What the task asks: Say how many lines of the listing below contain "Active", giving the number and nothing else.

-- start of Items --

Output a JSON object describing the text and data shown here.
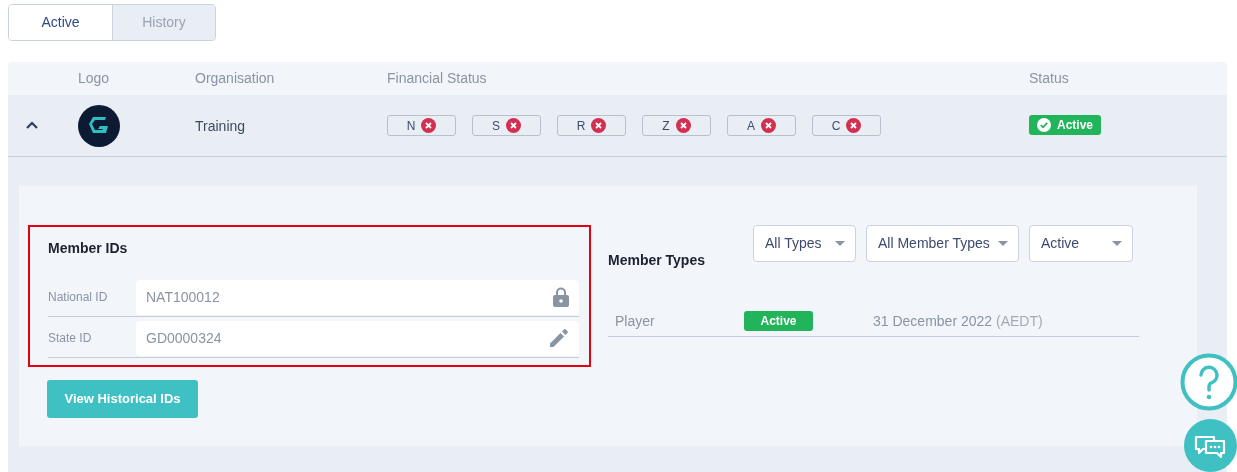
{
  "tabs": [
    {
      "label": "Active",
      "selected": true
    },
    {
      "label": "History",
      "selected": false
    }
  ],
  "table": {
    "columns": [
      "Logo",
      "Organisation",
      "Financial Status",
      "Status"
    ],
    "rows": [
      {
        "expanded": true,
        "organisation": "Training",
        "financial_status": [
          {
            "label": "N",
            "paid": false
          },
          {
            "label": "S",
            "paid": false
          },
          {
            "label": "R",
            "paid": false
          },
          {
            "label": "Z",
            "paid": false
          },
          {
            "label": "A",
            "paid": false
          },
          {
            "label": "C",
            "paid": false
          }
        ],
        "status": "Active"
      }
    ]
  },
  "member_ids": {
    "title": "Member IDs",
    "fields": [
      {
        "label": "National ID",
        "value": "NAT100012",
        "kind": "locked"
      },
      {
        "label": "State ID",
        "value": "GD0000324",
        "kind": "editable"
      }
    ],
    "button": "View Historical IDs"
  },
  "member_types": {
    "title": "Member Types",
    "filters": [
      "All Types",
      "All Member Types",
      "Active"
    ],
    "rows": [
      {
        "type": "Player",
        "status": "Active",
        "date": "31 December 2022",
        "timezone": "(AEDT)"
      }
    ]
  }
}
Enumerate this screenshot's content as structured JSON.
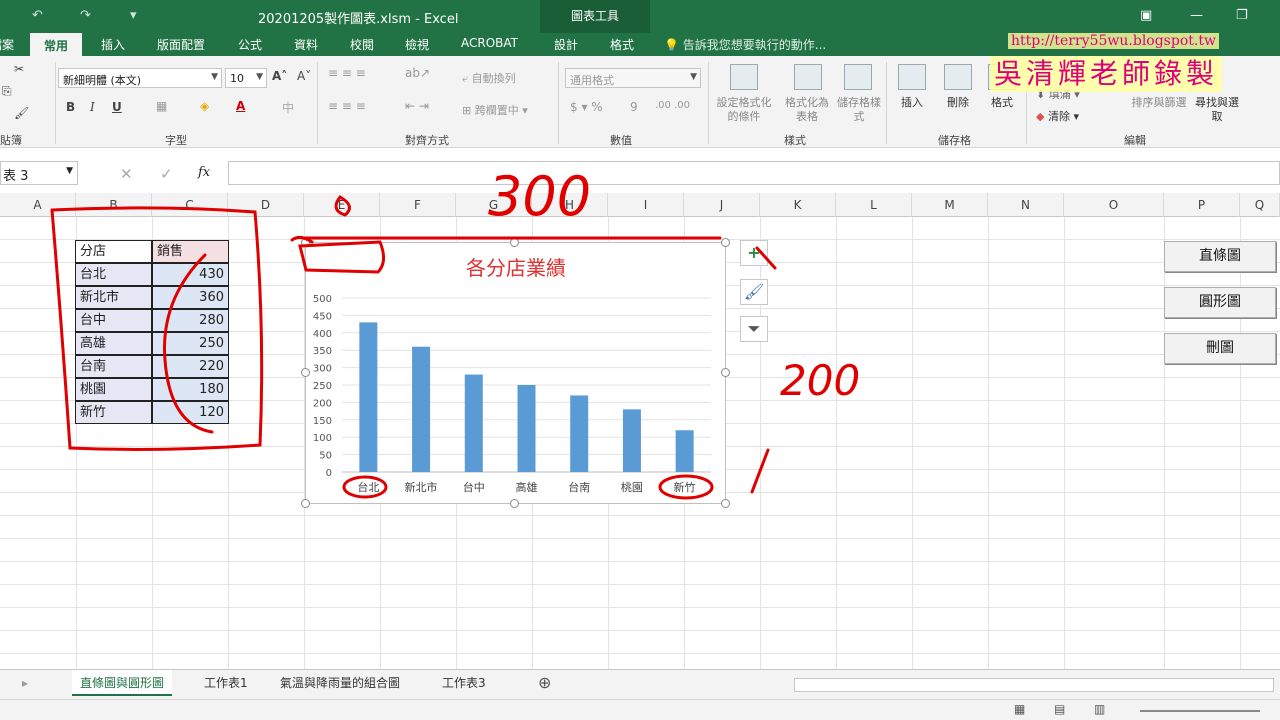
{
  "window": {
    "title": "20201205製作圖表.xlsm - Excel",
    "context_tab_group": "圖表工具"
  },
  "ribbon_tabs": [
    "檔案",
    "常用",
    "插入",
    "版面配置",
    "公式",
    "資料",
    "校閱",
    "檢視",
    "ACROBAT",
    "設計",
    "格式"
  ],
  "tell_me": "告訴我您想要執行的動作...",
  "ribbon": {
    "font_name": "新細明體 (本文)",
    "font_size": "10",
    "number_format": "通用格式",
    "group_labels": {
      "clipboard": "貼簿",
      "font": "字型",
      "alignment": "對齊方式",
      "number": "數值",
      "styles": "樣式",
      "cells": "儲存格",
      "editing": "編輯"
    },
    "wrap_text": "自動換列",
    "merge_center": "跨欄置中",
    "cond_format": "設定格式化的條件",
    "format_as_table": "格式化為表格",
    "cell_styles": "儲存格樣式",
    "insert": "插入",
    "delete": "刪除",
    "format": "格式",
    "fill": "填滿",
    "clear": "清除",
    "sort_filter": "排序與篩選",
    "find_select": "尋找與選取"
  },
  "name_box": "表 3",
  "fx": "fx",
  "columns": [
    "A",
    "B",
    "C",
    "D",
    "E",
    "F",
    "G",
    "H",
    "I",
    "J",
    "K",
    "L",
    "M",
    "N",
    "O",
    "P",
    "Q"
  ],
  "table": {
    "headers": [
      "分店",
      "銷售"
    ],
    "rows": [
      [
        "台北",
        "430"
      ],
      [
        "新北市",
        "360"
      ],
      [
        "台中",
        "280"
      ],
      [
        "高雄",
        "250"
      ],
      [
        "台南",
        "220"
      ],
      [
        "桃園",
        "180"
      ],
      [
        "新竹",
        "120"
      ]
    ]
  },
  "chart_data": {
    "type": "bar",
    "title": "各分店業績",
    "categories": [
      "台北",
      "新北市",
      "台中",
      "高雄",
      "台南",
      "桃園",
      "新竹"
    ],
    "values": [
      430,
      360,
      280,
      250,
      220,
      180,
      120
    ],
    "ylim": [
      0,
      500
    ],
    "yticks": [
      "0",
      "50",
      "100",
      "150",
      "200",
      "250",
      "300",
      "350",
      "400",
      "450",
      "500"
    ],
    "grid": true,
    "bar_color": "#5b9bd5",
    "title_color": "#e03030"
  },
  "chart_side_buttons": [
    "add-element",
    "style",
    "filter"
  ],
  "macro_buttons": [
    "直條圖",
    "圓形圖",
    "刪圖"
  ],
  "sheet_tabs": [
    "直條圖與圓形圖",
    "工作表1",
    "氣溫與降雨量的組合圖",
    "工作表3"
  ],
  "annotations": {
    "top": "300",
    "right": "200"
  },
  "watermark": {
    "url": "http://terry55wu.blogspot.tw",
    "author": "吳清輝老師錄製"
  },
  "colors": {
    "excel_green": "#217346",
    "annotation_red": "#e00000",
    "watermark_pink": "#e0007a"
  }
}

-- end of Items --

Answer in full: 4